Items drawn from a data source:

_ _ _ _ _

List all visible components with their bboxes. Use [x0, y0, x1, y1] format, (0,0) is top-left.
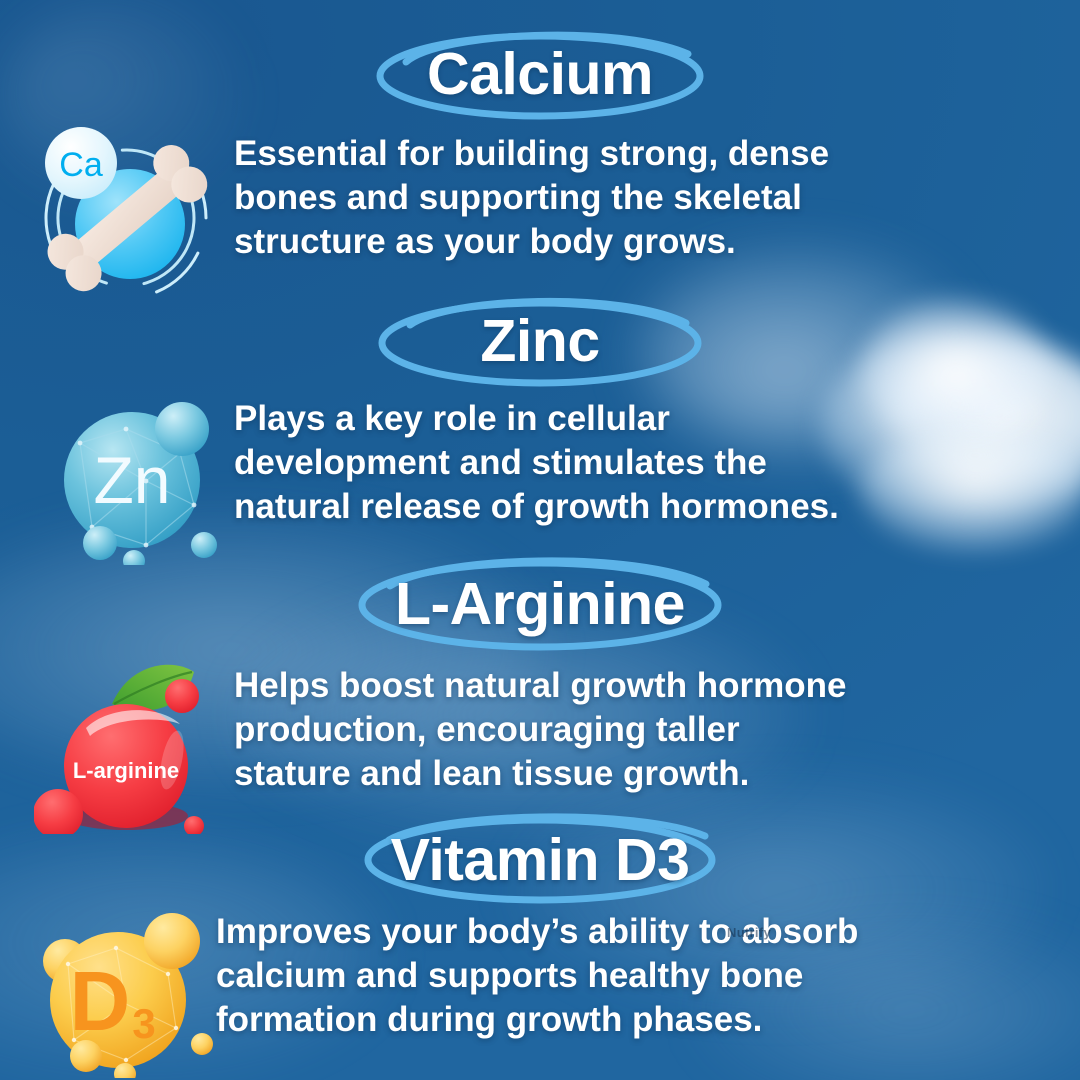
zinc-body-row: Zn Plays a key role in cellular developm…	[0, 395, 1080, 565]
section-vitamin-d3: Vitamin D3	[0, 812, 1080, 1078]
zinc-line-2: development and stimulates the	[234, 441, 839, 485]
vitamin-d3-icon-sublabel: 3	[132, 1000, 155, 1047]
calcium-line-1: Essential for building strong, dense	[234, 132, 829, 176]
infographic-canvas: Calcium	[0, 0, 1080, 1080]
zinc-title: Zinc	[480, 307, 599, 375]
l-arginine-icon-label: L-arginine	[73, 758, 179, 783]
vitamin-d3-description: Improves your body’s ability to absorb c…	[216, 908, 858, 1042]
vitamin-d3-golden-sphere-icon: D 3	[22, 908, 218, 1078]
section-zinc: Zinc	[0, 293, 1080, 565]
vitamin-d3-icon-svg: D 3	[22, 908, 218, 1078]
calcium-line-2: bones and supporting the skeletal	[234, 176, 829, 220]
zinc-molecule-sphere-icon: Zn	[34, 395, 230, 565]
vitamin-d3-line-1: Improves your body’s ability to absorb	[216, 910, 858, 954]
l-arginine-line-3: stature and lean tissue growth.	[234, 752, 847, 796]
zinc-line-3: natural release of growth hormones.	[234, 485, 839, 529]
vitamin-d3-title: Vitamin D3	[391, 826, 690, 894]
calcium-bone-molecule-icon: Ca	[34, 126, 230, 302]
l-arginine-description: Helps boost natural growth hormone produ…	[234, 654, 847, 796]
zinc-line-1: Plays a key role in cellular	[234, 397, 839, 441]
l-arginine-title-pill: L-Arginine	[0, 556, 1080, 652]
section-calcium: Calcium	[0, 26, 1080, 302]
l-arginine-title: L-Arginine	[395, 570, 685, 638]
vitamin-d3-line-3: formation during growth phases.	[216, 998, 858, 1042]
zinc-icon-label: Zn	[93, 443, 170, 517]
calcium-body-row: Ca Essential for building strong, dense …	[0, 124, 1080, 302]
l-arginine-icon-svg: L-arginine	[34, 654, 230, 834]
zinc-icon-svg: Zn	[34, 395, 230, 565]
calcium-icon-label: Ca	[59, 146, 103, 184]
vitamin-d3-title-pill: Vitamin D3	[0, 812, 1080, 908]
vitamin-d3-line-2: calcium and supports healthy bone	[216, 954, 858, 998]
l-arginine-line-1: Helps boost natural growth hormone	[234, 664, 847, 708]
l-arginine-body-row: L-arginine Helps boost natural growth ho…	[0, 654, 1080, 834]
l-arginine-line-2: production, encouraging taller	[234, 708, 847, 752]
vitamin-d3-icon-label: D	[70, 954, 131, 1048]
calcium-icon-svg: Ca	[34, 126, 230, 302]
zinc-title-pill: Zinc	[0, 293, 1080, 389]
vitamin-d3-body-row: D 3 Improves your body’s ability to abso…	[0, 908, 1080, 1078]
calcium-line-3: structure as your body grows.	[234, 220, 829, 264]
calcium-description: Essential for building strong, dense bon…	[234, 124, 829, 264]
section-l-arginine: L-Arginine	[0, 556, 1080, 834]
l-arginine-red-sphere-icon: L-arginine	[34, 654, 230, 834]
zinc-description: Plays a key role in cellular development…	[234, 395, 839, 529]
calcium-title: Calcium	[427, 40, 653, 108]
calcium-title-pill: Calcium	[0, 26, 1080, 122]
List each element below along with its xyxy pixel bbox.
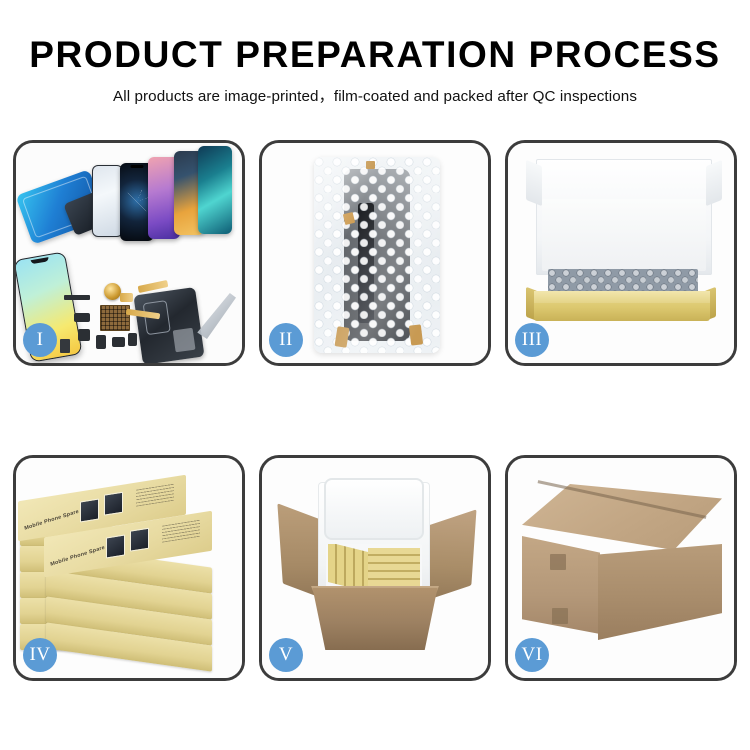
process-step-card-6: VI (505, 455, 737, 681)
carton-tape-upper (550, 554, 566, 570)
sim-tray-part (60, 339, 70, 353)
small-part-e (128, 333, 137, 346)
process-step-card-5: V (259, 455, 491, 681)
step-badge-3: III (515, 323, 549, 357)
step-badge-4: IV (23, 638, 57, 672)
small-part-c (96, 335, 106, 349)
process-steps-grid: I II (13, 140, 737, 685)
gold-coil-part (104, 283, 121, 300)
box-label-lines-2 (162, 519, 200, 543)
speaker-bar-part (64, 295, 90, 300)
plastic-gloss (314, 157, 440, 353)
bubble-wrap-bag (314, 157, 440, 353)
box-label-swatch-1b (104, 492, 123, 516)
phone-back-housing (133, 287, 204, 363)
page-title: PRODUCT PREPARATION PROCESS (0, 36, 750, 75)
process-step-card-2: II (259, 140, 491, 366)
process-step-card-4: Mobile Phone Spare Parts Mobile Phone Sp… (13, 455, 245, 681)
product-preparation-page: PRODUCT PREPARATION PROCESS All products… (0, 0, 750, 750)
page-subtitle: All products are image-printed，film-coat… (0, 84, 750, 106)
header: PRODUCT PREPARATION PROCESS All products… (0, 36, 750, 106)
step-badge-5: V (269, 638, 303, 672)
small-part-d (112, 337, 125, 347)
carton-body (304, 588, 446, 650)
inner-boxes-group (326, 544, 422, 590)
step-badge-6: VI (515, 638, 549, 672)
foam-lid-open (324, 478, 424, 540)
phone-teal-gradient (198, 146, 232, 234)
box-label-swatch-2b (130, 528, 149, 552)
carton-tape-lower (552, 608, 568, 624)
step-badge-1: I (23, 323, 57, 357)
box-tray-front-edge (534, 291, 710, 303)
chip-grid-part (100, 305, 130, 331)
connector-part (120, 293, 133, 302)
process-step-card-3: III (505, 140, 737, 366)
small-part-b (78, 329, 90, 341)
carton-front-face (598, 544, 722, 640)
phone-notch (131, 165, 144, 168)
inner-boxes-right (368, 548, 420, 586)
tempered-glass-panel (92, 165, 123, 237)
phone-notch-large (31, 257, 49, 264)
box-label-lines-1 (136, 483, 174, 507)
carton-top-face (522, 484, 722, 550)
box-label-swatch-2a (106, 534, 125, 558)
foam-sheet (542, 199, 706, 271)
process-step-card-1: I (13, 140, 245, 366)
inner-boxes-left (328, 544, 368, 590)
small-part-a (74, 313, 90, 322)
wallpaper-pattern (124, 189, 150, 215)
box-label-swatch-1a (80, 498, 99, 522)
step-badge-2: II (269, 323, 303, 357)
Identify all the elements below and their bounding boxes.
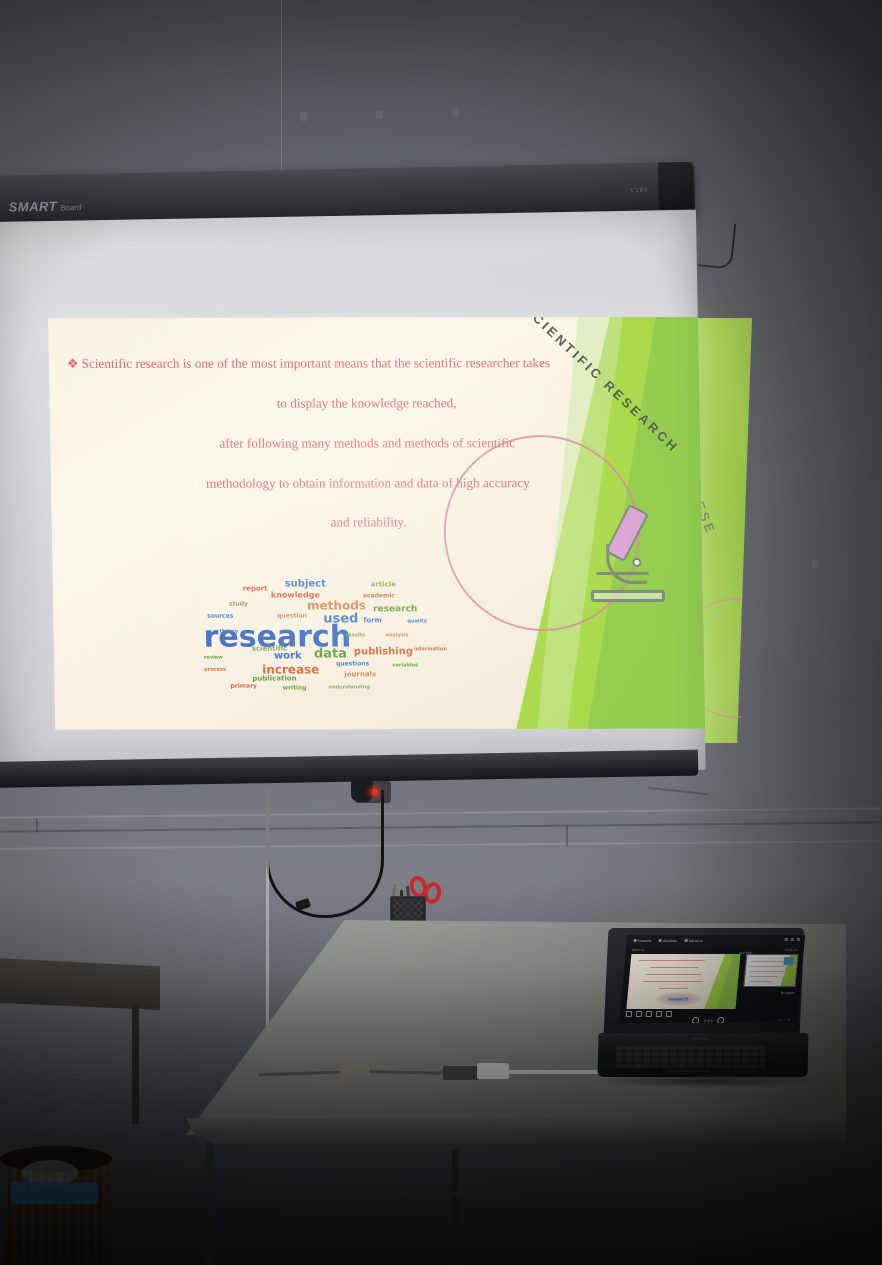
ribbon-item-resume[interactable]: Resume — [633, 939, 651, 943]
word-cloud-term: subject — [285, 579, 326, 589]
slide-line-1: ❖Scientific research is one of the most … — [63, 355, 669, 372]
wall-trunking-joint — [36, 818, 38, 832]
word-cloud-term: publishing — [354, 647, 413, 657]
microscope-base — [591, 590, 665, 602]
casing-model-badge: V280 — [630, 188, 648, 194]
word-cloud-term: data — [314, 647, 347, 660]
word-cloud-term: publication — [252, 676, 296, 683]
word-cloud-term: primary — [230, 684, 257, 690]
presentation-timer: 00:02:14 — [632, 948, 645, 952]
wall-trunking-joint — [566, 826, 568, 846]
pen-icon — [658, 939, 661, 942]
slide-line-2: to display the knowledge reached, — [63, 395, 669, 412]
slide-bullet-icon: ❖ — [67, 356, 79, 371]
slide-line-1-text: Scientific research is one of the most i… — [81, 355, 550, 371]
slide-line-5: and reliability. — [65, 514, 671, 531]
hanging-power-cable — [266, 790, 384, 918]
word-cloud-term: question — [277, 614, 307, 620]
word-cloud-term: process — [204, 668, 226, 673]
word-cloud-term: research — [373, 605, 417, 614]
word-cloud-term: journals — [344, 671, 376, 678]
smart-board-logo: SMARTBoard — [8, 198, 81, 214]
smart-board-brand: SMART — [8, 199, 57, 215]
word-cloud-term: review — [204, 656, 223, 661]
microscope-knob — [632, 558, 641, 567]
word-cloud-term: form — [363, 617, 382, 624]
word-cloud-term: sources — [207, 614, 233, 620]
ribbon-item-resume-label: Resume — [638, 939, 652, 943]
slide-line-3: after following many methods and methods… — [64, 435, 670, 452]
slide-line-4: methodology to obtain information and da… — [65, 474, 671, 491]
projected-slide: SCIENTIFIC RESEARCH ❖Scientific research… — [48, 317, 705, 730]
word-cloud-term: quality — [407, 619, 427, 624]
slide-canvas: SCIENTIFIC RESEARCH ❖Scientific research… — [48, 317, 705, 730]
word-cloud-term: analysis — [386, 633, 409, 638]
word-cloud-term: work — [274, 652, 302, 662]
play-icon — [633, 939, 636, 942]
slide-body-text: ❖Scientific research is one of the most … — [63, 355, 673, 555]
word-cloud-term: scientific — [252, 646, 288, 653]
word-cloud-term: knowledge — [271, 591, 320, 599]
wall-mark — [452, 108, 459, 117]
word-cloud-term: variables — [392, 663, 418, 668]
microscope-stage — [597, 572, 649, 575]
word-cloud-term: academic — [363, 593, 395, 599]
word-cloud-term: study — [229, 602, 248, 608]
word-cloud-term: methods — [307, 599, 366, 611]
word-cloud-term: article — [371, 581, 396, 588]
word-cloud-term: used — [323, 612, 358, 625]
wall-mark — [300, 112, 307, 121]
word-cloud-term: understanding — [328, 685, 369, 690]
word-cloud-term: theory — [219, 630, 238, 635]
word-cloud-image: researchmethodsusedsubjectknowledgeartic… — [184, 567, 468, 692]
word-cloud-term: questions — [336, 661, 369, 667]
smart-board-sub: Board — [60, 203, 82, 212]
word-cloud-term: writing — [282, 686, 306, 692]
wall-mark — [376, 110, 383, 119]
word-cloud-term: results — [346, 633, 366, 638]
classroom-scene: C RESE SMARTBoard V280 SCIENTIFIC RESEAR… — [0, 0, 882, 1265]
word-cloud-term: report — [243, 586, 268, 593]
room-shadow-bottom — [0, 965, 882, 1265]
word-cloud-term: information — [414, 647, 447, 652]
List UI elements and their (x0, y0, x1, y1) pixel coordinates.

_ _ _ _ _

In the listing above, report every line that contains the string "notch", copying each one in full.

Completed exercise
phone-notch (131, 165, 144, 168)
phone-notch-large (31, 257, 49, 264)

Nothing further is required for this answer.